What this task involves: Collect all lines containing the word "text" from the data.

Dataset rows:
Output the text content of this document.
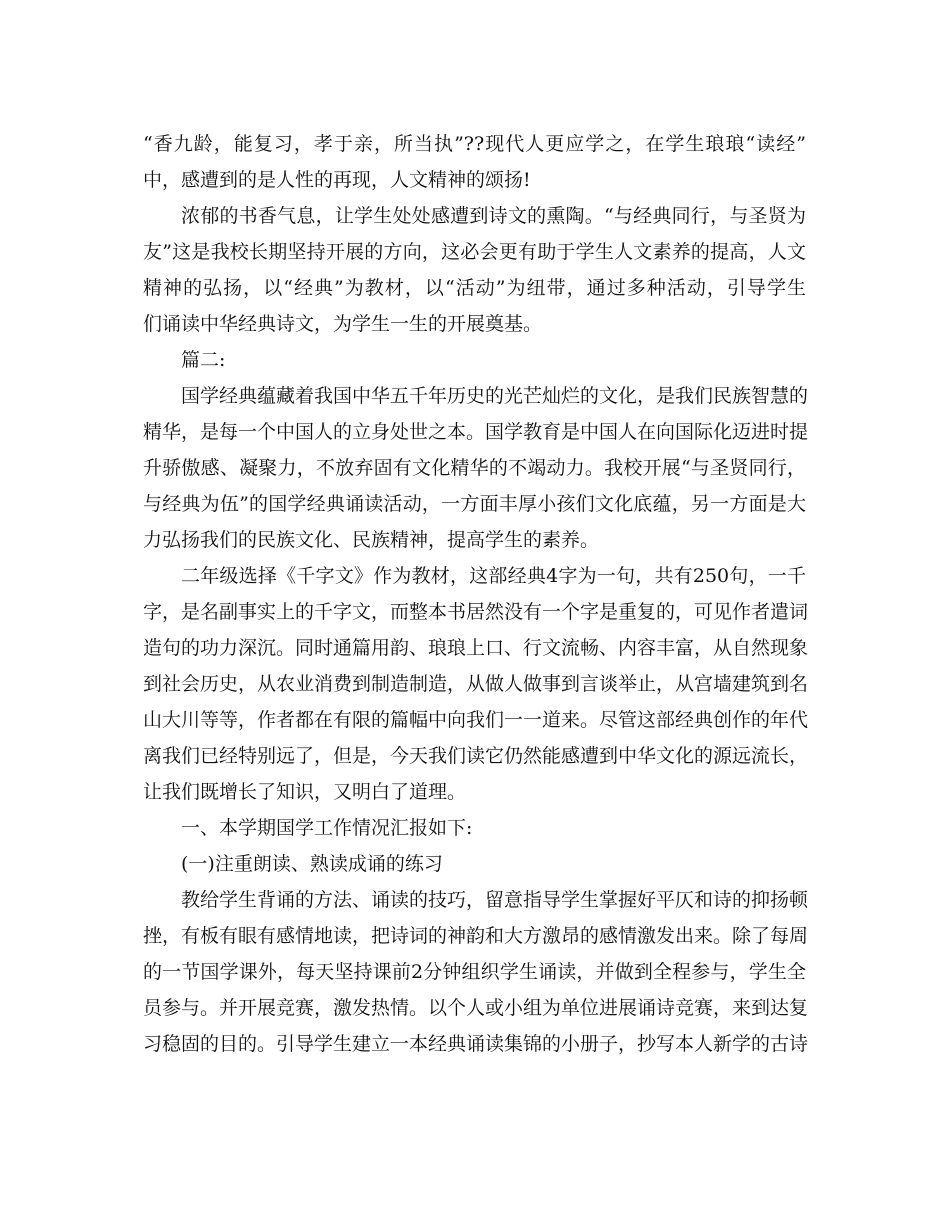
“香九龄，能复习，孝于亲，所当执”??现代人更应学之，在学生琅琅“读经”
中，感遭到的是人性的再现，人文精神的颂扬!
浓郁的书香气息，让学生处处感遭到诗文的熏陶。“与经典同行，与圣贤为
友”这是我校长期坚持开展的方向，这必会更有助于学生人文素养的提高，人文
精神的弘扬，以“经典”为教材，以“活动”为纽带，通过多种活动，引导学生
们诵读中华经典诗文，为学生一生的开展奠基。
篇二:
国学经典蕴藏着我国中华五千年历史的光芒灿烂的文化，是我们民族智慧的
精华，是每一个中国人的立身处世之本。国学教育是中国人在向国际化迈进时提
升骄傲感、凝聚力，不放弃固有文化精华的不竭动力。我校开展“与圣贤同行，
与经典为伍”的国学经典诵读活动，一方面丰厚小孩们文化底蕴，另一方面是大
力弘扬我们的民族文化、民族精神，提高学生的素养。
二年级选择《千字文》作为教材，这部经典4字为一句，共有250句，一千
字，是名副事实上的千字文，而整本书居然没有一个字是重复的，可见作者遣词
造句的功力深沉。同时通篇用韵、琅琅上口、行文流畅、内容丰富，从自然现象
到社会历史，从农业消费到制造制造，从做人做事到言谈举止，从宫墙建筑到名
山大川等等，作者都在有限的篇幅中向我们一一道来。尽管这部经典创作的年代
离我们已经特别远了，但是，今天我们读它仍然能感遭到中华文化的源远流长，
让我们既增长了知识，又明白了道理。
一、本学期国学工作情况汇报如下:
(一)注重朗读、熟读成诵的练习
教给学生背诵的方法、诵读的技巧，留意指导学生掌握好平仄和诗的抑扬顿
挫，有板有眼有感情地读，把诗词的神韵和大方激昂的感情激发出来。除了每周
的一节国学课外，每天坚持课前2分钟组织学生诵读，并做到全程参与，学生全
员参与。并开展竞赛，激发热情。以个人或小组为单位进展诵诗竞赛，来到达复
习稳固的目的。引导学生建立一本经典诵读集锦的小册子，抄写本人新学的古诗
---
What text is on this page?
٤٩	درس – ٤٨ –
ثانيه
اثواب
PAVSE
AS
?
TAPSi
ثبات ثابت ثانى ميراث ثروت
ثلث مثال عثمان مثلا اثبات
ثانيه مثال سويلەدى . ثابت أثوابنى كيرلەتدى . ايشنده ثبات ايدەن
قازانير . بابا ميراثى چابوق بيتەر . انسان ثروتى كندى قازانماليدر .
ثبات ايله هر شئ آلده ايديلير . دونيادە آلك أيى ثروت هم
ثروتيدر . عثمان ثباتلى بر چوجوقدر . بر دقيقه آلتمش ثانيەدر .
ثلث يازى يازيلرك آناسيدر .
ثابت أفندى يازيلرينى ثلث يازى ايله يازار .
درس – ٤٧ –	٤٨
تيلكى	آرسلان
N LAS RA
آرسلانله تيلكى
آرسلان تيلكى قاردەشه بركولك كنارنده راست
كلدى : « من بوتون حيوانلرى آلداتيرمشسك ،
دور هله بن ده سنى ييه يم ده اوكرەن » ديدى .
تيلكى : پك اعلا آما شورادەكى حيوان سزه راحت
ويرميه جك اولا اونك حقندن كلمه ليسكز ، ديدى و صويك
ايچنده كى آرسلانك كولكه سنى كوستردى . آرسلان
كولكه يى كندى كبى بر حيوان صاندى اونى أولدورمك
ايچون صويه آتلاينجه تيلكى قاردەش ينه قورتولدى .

Correct output:
Output the text content of this document.
What text is on this page?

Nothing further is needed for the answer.